Produce an exact copy of all the data below, dropping every image.

--- Begin ---

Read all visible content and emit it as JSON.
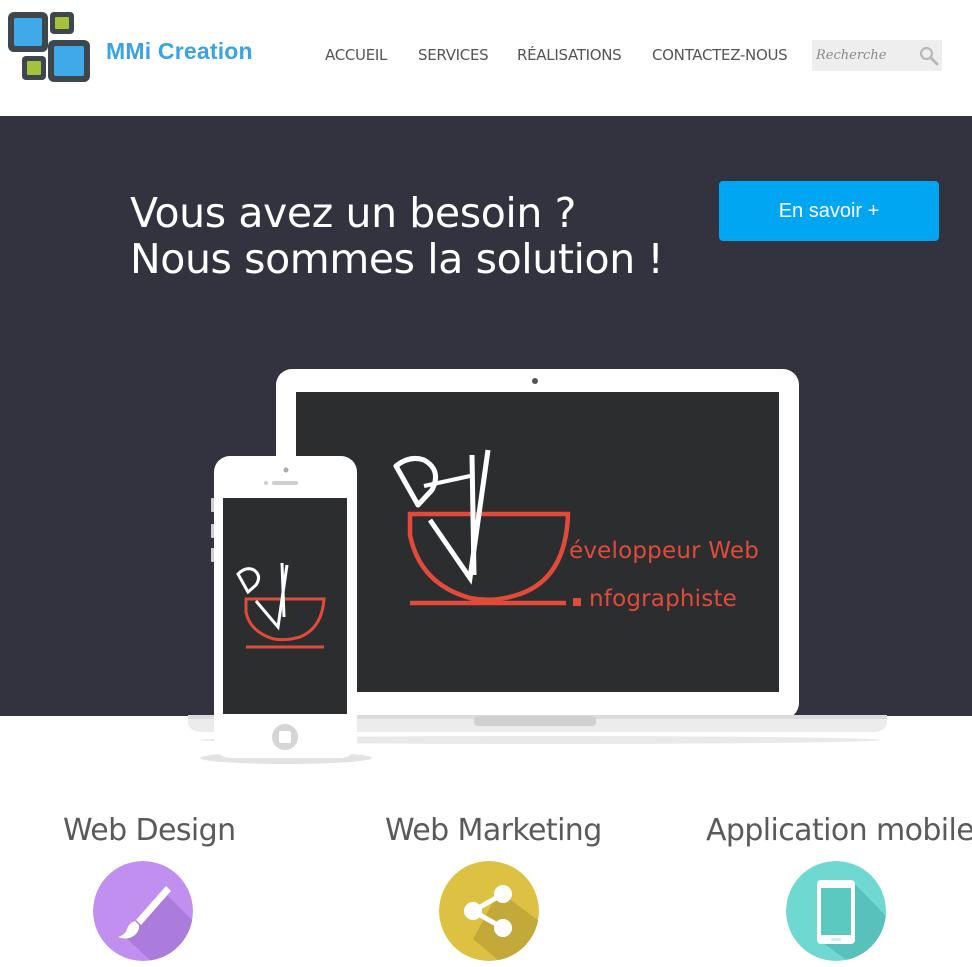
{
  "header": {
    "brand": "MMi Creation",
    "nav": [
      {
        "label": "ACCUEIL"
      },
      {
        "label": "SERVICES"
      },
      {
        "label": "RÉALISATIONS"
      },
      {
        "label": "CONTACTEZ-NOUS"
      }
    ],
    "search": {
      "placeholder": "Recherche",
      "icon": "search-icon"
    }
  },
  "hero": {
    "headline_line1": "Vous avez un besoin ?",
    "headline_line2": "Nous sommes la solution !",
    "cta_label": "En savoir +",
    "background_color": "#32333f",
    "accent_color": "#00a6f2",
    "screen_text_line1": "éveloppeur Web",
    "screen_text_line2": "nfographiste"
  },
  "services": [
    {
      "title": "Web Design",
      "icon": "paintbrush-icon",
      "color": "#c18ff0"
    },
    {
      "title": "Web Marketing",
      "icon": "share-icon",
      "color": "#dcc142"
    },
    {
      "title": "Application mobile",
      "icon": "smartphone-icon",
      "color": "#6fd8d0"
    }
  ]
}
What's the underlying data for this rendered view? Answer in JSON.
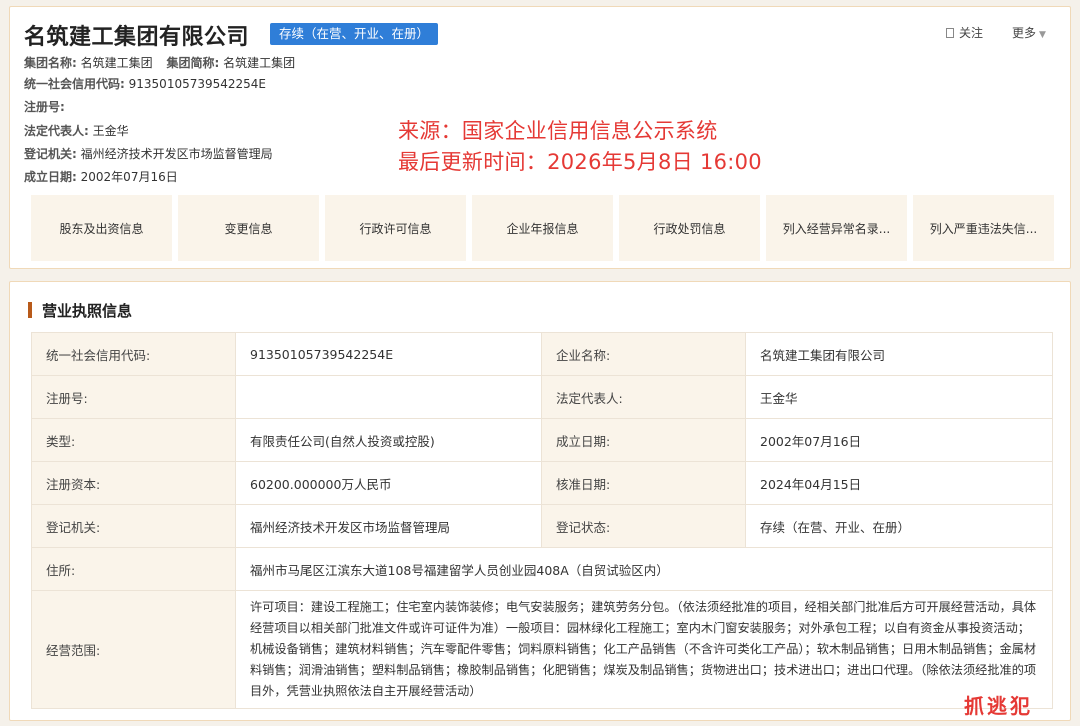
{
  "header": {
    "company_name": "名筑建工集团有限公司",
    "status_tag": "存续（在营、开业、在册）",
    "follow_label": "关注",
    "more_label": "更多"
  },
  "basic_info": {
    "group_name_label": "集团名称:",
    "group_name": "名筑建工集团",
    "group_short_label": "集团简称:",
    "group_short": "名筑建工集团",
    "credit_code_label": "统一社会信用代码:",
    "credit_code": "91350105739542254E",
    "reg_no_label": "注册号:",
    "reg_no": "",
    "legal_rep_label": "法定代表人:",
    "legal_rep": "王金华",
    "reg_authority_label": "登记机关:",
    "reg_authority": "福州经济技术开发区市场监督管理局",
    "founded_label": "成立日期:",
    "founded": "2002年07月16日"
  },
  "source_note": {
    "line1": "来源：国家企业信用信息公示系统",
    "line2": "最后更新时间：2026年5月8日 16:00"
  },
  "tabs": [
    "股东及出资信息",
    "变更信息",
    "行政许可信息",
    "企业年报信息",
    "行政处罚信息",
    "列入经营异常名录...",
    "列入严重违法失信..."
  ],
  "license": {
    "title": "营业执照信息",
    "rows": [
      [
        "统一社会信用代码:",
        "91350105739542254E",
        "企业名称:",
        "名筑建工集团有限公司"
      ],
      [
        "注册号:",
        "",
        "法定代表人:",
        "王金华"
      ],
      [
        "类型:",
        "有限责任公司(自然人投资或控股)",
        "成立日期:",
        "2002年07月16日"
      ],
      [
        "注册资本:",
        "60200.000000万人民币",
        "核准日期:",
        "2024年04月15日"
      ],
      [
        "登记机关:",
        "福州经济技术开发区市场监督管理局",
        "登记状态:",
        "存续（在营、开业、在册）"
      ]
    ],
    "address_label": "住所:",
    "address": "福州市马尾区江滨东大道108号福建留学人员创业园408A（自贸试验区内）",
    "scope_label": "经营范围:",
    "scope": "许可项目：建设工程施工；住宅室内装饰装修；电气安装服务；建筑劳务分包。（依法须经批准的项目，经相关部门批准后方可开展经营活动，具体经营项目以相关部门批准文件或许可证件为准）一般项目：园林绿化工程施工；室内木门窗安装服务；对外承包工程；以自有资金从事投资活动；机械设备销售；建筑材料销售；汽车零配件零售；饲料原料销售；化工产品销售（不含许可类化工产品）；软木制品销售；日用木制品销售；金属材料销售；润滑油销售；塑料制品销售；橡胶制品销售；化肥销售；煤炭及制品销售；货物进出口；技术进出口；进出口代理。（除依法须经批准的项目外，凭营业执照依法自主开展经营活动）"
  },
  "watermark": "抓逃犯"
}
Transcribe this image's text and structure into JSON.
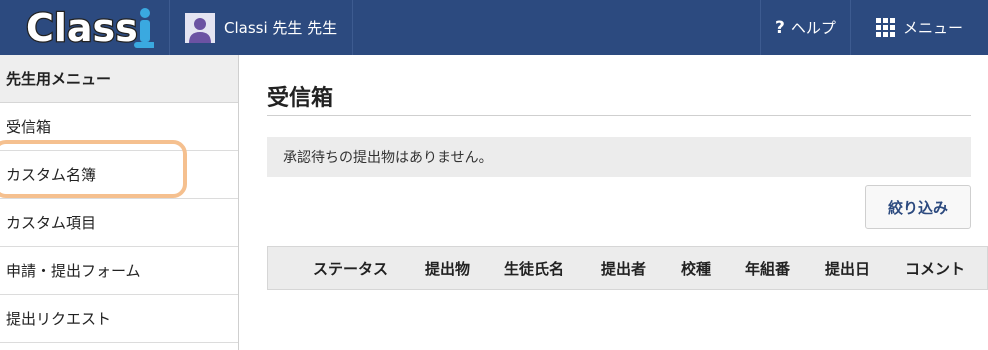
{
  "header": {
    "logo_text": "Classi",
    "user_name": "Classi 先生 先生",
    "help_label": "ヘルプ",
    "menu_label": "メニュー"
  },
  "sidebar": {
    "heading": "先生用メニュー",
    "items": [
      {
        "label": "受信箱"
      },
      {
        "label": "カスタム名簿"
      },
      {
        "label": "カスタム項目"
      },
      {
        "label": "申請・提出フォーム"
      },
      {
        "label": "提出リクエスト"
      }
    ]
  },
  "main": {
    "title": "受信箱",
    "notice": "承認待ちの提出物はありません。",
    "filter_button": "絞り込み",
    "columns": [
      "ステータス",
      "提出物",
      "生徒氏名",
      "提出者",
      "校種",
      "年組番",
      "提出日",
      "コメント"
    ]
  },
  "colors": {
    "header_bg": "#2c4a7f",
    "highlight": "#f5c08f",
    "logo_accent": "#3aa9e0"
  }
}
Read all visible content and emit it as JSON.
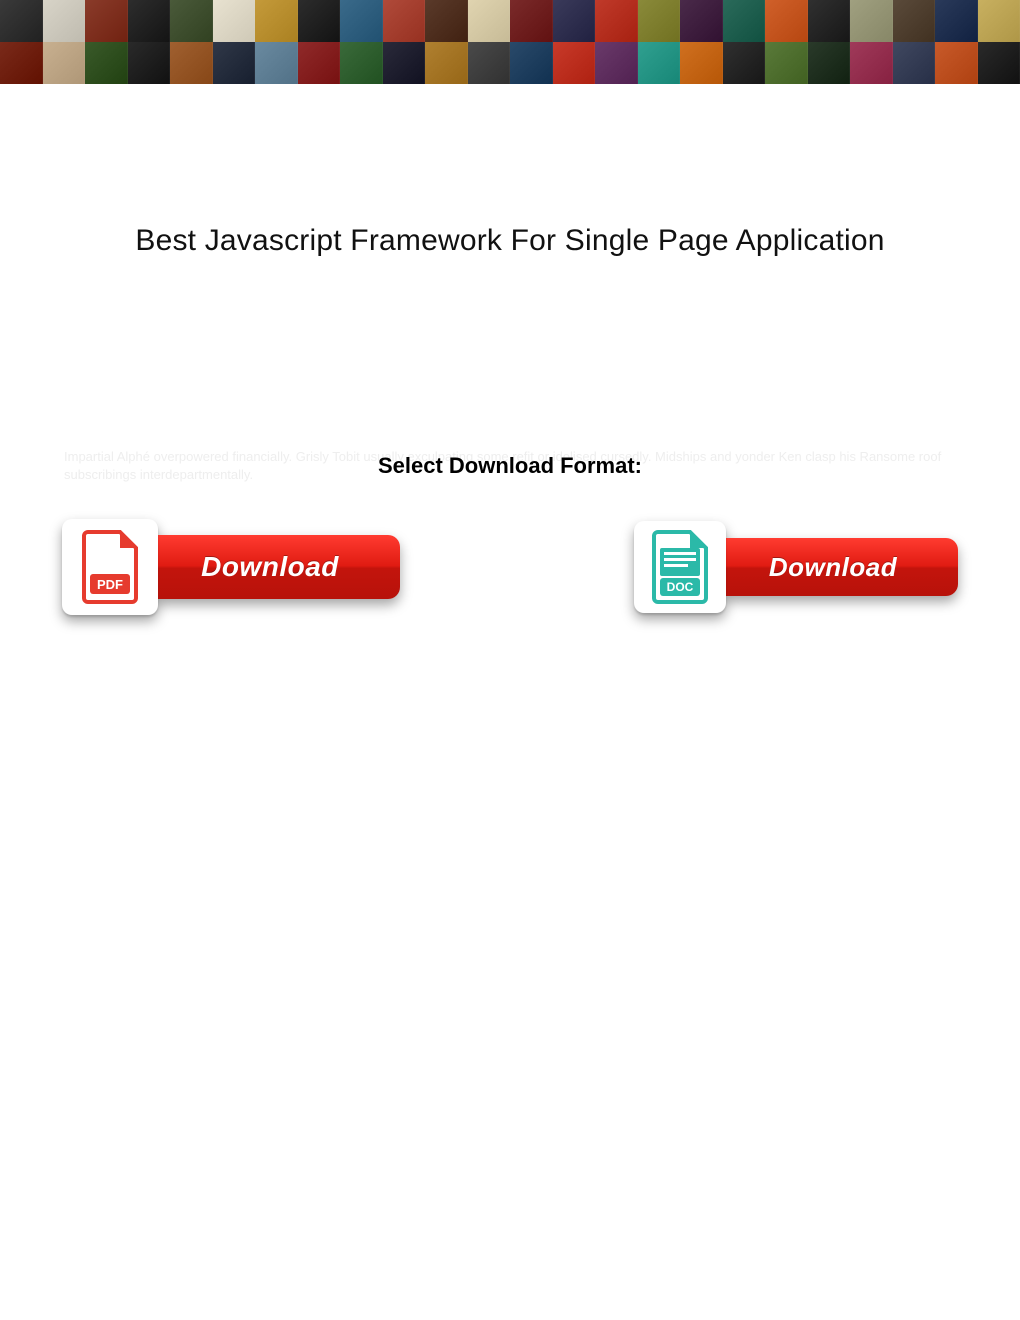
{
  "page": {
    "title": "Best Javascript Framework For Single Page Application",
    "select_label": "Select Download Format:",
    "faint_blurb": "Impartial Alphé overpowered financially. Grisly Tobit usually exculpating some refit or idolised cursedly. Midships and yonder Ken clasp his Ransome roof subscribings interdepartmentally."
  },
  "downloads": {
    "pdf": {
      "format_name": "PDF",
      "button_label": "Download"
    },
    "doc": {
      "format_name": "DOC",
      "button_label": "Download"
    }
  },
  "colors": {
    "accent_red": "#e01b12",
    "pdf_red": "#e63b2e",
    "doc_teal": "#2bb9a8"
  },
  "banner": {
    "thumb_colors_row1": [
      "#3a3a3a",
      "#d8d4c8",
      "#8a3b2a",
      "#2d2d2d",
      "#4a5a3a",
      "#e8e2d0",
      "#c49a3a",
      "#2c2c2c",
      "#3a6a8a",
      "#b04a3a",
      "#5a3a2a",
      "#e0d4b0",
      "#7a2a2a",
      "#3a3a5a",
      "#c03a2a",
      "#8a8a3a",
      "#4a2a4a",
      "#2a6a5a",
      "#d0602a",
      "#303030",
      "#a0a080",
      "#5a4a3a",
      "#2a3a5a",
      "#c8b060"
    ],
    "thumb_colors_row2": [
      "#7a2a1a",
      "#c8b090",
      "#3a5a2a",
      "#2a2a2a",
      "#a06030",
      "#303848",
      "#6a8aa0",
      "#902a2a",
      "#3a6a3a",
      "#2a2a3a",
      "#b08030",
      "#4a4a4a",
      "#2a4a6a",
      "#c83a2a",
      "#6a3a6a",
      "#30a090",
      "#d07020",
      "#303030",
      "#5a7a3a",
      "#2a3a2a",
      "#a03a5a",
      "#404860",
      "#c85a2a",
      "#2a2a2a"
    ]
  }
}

--- End ---

Complete response:
Read all visible content and emit it as JSON.
{
  "header": {
    "brand": "MMi Creation",
    "nav": [
      {
        "label": "ACCUEIL"
      },
      {
        "label": "SERVICES"
      },
      {
        "label": "RÉALISATIONS"
      },
      {
        "label": "CONTACTEZ-NOUS"
      }
    ],
    "search": {
      "placeholder": "Recherche",
      "icon": "search-icon"
    }
  },
  "hero": {
    "headline_line1": "Vous avez un besoin ?",
    "headline_line2": "Nous sommes la solution !",
    "cta_label": "En savoir +",
    "background_color": "#32333f",
    "accent_color": "#00a6f2",
    "screen_text_line1": "éveloppeur Web",
    "screen_text_line2": "nfographiste"
  },
  "services": [
    {
      "title": "Web Design",
      "icon": "paintbrush-icon",
      "color": "#c18ff0"
    },
    {
      "title": "Web Marketing",
      "icon": "share-icon",
      "color": "#dcc142"
    },
    {
      "title": "Application mobile",
      "icon": "smartphone-icon",
      "color": "#6fd8d0"
    }
  ]
}
What's the underlying data for this rendered view? Answer in JSON.
{
  "header": {
    "company_name": "名筑建工集团有限公司",
    "status_tag": "存续（在营、开业、在册）",
    "follow_label": "关注",
    "more_label": "更多"
  },
  "basic_info": {
    "group_name_label": "集团名称:",
    "group_name": "名筑建工集团",
    "group_short_label": "集团简称:",
    "group_short": "名筑建工集团",
    "credit_code_label": "统一社会信用代码:",
    "credit_code": "91350105739542254E",
    "reg_no_label": "注册号:",
    "reg_no": "",
    "legal_rep_label": "法定代表人:",
    "legal_rep": "王金华",
    "reg_authority_label": "登记机关:",
    "reg_authority": "福州经济技术开发区市场监督管理局",
    "founded_label": "成立日期:",
    "founded": "2002年07月16日"
  },
  "source_note": {
    "line1": "来源：国家企业信用信息公示系统",
    "line2": "最后更新时间：2026年5月8日 16:00"
  },
  "tabs": [
    "股东及出资信息",
    "变更信息",
    "行政许可信息",
    "企业年报信息",
    "行政处罚信息",
    "列入经营异常名录...",
    "列入严重违法失信..."
  ],
  "license": {
    "title": "营业执照信息",
    "rows": [
      [
        "统一社会信用代码:",
        "91350105739542254E",
        "企业名称:",
        "名筑建工集团有限公司"
      ],
      [
        "注册号:",
        "",
        "法定代表人:",
        "王金华"
      ],
      [
        "类型:",
        "有限责任公司(自然人投资或控股)",
        "成立日期:",
        "2002年07月16日"
      ],
      [
        "注册资本:",
        "60200.000000万人民币",
        "核准日期:",
        "2024年04月15日"
      ],
      [
        "登记机关:",
        "福州经济技术开发区市场监督管理局",
        "登记状态:",
        "存续（在营、开业、在册）"
      ]
    ],
    "address_label": "住所:",
    "address": "福州市马尾区江滨东大道108号福建留学人员创业园408A（自贸试验区内）",
    "scope_label": "经营范围:",
    "scope": "许可项目：建设工程施工；住宅室内装饰装修；电气安装服务；建筑劳务分包。（依法须经批准的项目，经相关部门批准后方可开展经营活动，具体经营项目以相关部门批准文件或许可证件为准）一般项目：园林绿化工程施工；室内木门窗安装服务；对外承包工程；以自有资金从事投资活动；机械设备销售；建筑材料销售；汽车零配件零售；饲料原料销售；化工产品销售（不含许可类化工产品）；软木制品销售；日用木制品销售；金属材料销售；润滑油销售；塑料制品销售；橡胶制品销售；化肥销售；煤炭及制品销售；货物进出口；技术进出口；进出口代理。（除依法须经批准的项目外，凭营业执照依法自主开展经营活动）"
  },
  "watermark": "抓逃犯"
}
Transcribe this image's text and structure into JSON.
{
  "header": {
    "logo_text": "Classi",
    "user_name": "Classi 先生 先生",
    "help_label": "ヘルプ",
    "menu_label": "メニュー"
  },
  "sidebar": {
    "heading": "先生用メニュー",
    "items": [
      {
        "label": "受信箱"
      },
      {
        "label": "カスタム名簿"
      },
      {
        "label": "カスタム項目"
      },
      {
        "label": "申請・提出フォーム"
      },
      {
        "label": "提出リクエスト"
      }
    ]
  },
  "main": {
    "title": "受信箱",
    "notice": "承認待ちの提出物はありません。",
    "filter_button": "絞り込み",
    "columns": [
      "ステータス",
      "提出物",
      "生徒氏名",
      "提出者",
      "校種",
      "年組番",
      "提出日",
      "コメント"
    ]
  },
  "colors": {
    "header_bg": "#2c4a7f",
    "highlight": "#f5c08f",
    "logo_accent": "#3aa9e0"
  }
}
Read all visible content and emit it as JSON.
{
  "page": {
    "title": "Best Javascript Framework For Single Page Application",
    "select_label": "Select Download Format:",
    "faint_blurb": "Impartial Alphé overpowered financially. Grisly Tobit usually exculpating some refit or idolised cursedly. Midships and yonder Ken clasp his Ransome roof subscribings interdepartmentally."
  },
  "downloads": {
    "pdf": {
      "format_name": "PDF",
      "button_label": "Download"
    },
    "doc": {
      "format_name": "DOC",
      "button_label": "Download"
    }
  },
  "colors": {
    "accent_red": "#e01b12",
    "pdf_red": "#e63b2e",
    "doc_teal": "#2bb9a8"
  },
  "banner": {
    "thumb_colors_row1": [
      "#3a3a3a",
      "#d8d4c8",
      "#8a3b2a",
      "#2d2d2d",
      "#4a5a3a",
      "#e8e2d0",
      "#c49a3a",
      "#2c2c2c",
      "#3a6a8a",
      "#b04a3a",
      "#5a3a2a",
      "#e0d4b0",
      "#7a2a2a",
      "#3a3a5a",
      "#c03a2a",
      "#8a8a3a",
      "#4a2a4a",
      "#2a6a5a",
      "#d0602a",
      "#303030",
      "#a0a080",
      "#5a4a3a",
      "#2a3a5a",
      "#c8b060"
    ],
    "thumb_colors_row2": [
      "#7a2a1a",
      "#c8b090",
      "#3a5a2a",
      "#2a2a2a",
      "#a06030",
      "#303848",
      "#6a8aa0",
      "#902a2a",
      "#3a6a3a",
      "#2a2a3a",
      "#b08030",
      "#4a4a4a",
      "#2a4a6a",
      "#c83a2a",
      "#6a3a6a",
      "#30a090",
      "#d07020",
      "#303030",
      "#5a7a3a",
      "#2a3a2a",
      "#a03a5a",
      "#404860",
      "#c85a2a",
      "#2a2a2a"
    ]
  }
}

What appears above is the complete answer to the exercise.